**SET EXERCISE**
Write out every line of the material below without changing a single character.
=== ENTRIES SHOWN ===
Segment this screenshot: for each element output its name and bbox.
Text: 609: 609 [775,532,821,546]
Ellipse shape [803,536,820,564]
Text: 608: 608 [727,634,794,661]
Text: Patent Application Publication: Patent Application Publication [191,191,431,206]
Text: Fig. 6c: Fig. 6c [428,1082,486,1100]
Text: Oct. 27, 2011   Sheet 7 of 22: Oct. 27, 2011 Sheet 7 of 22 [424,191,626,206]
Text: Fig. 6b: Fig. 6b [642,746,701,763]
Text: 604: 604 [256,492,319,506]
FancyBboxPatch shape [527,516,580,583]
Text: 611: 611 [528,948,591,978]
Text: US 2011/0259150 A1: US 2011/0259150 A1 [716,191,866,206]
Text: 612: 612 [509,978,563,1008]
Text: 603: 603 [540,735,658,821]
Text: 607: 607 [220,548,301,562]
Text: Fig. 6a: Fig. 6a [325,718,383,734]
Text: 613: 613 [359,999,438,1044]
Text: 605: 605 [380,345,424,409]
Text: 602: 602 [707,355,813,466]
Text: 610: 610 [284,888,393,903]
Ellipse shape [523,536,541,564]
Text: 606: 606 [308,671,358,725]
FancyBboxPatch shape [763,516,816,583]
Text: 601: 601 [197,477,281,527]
===
**REPLY TO THE TASK**
Segment this screenshot: for each element output its name and bbox.
Text: 609: 609 [775,532,821,546]
Ellipse shape [803,536,820,564]
Text: 608: 608 [727,634,794,661]
Text: Patent Application Publication: Patent Application Publication [191,191,431,206]
Text: Fig. 6c: Fig. 6c [428,1082,486,1100]
Text: Oct. 27, 2011   Sheet 7 of 22: Oct. 27, 2011 Sheet 7 of 22 [424,191,626,206]
Text: Fig. 6b: Fig. 6b [642,746,701,763]
Text: 604: 604 [256,492,319,506]
FancyBboxPatch shape [527,516,580,583]
Text: 611: 611 [528,948,591,978]
Text: US 2011/0259150 A1: US 2011/0259150 A1 [716,191,866,206]
Text: 612: 612 [509,978,563,1008]
Text: 603: 603 [540,735,658,821]
Text: 607: 607 [220,548,301,562]
Text: Fig. 6a: Fig. 6a [325,718,383,734]
Text: 613: 613 [359,999,438,1044]
Text: 605: 605 [380,345,424,409]
Text: 602: 602 [707,355,813,466]
Text: 610: 610 [284,888,393,903]
Ellipse shape [523,536,541,564]
Text: 606: 606 [308,671,358,725]
FancyBboxPatch shape [763,516,816,583]
Text: 601: 601 [197,477,281,527]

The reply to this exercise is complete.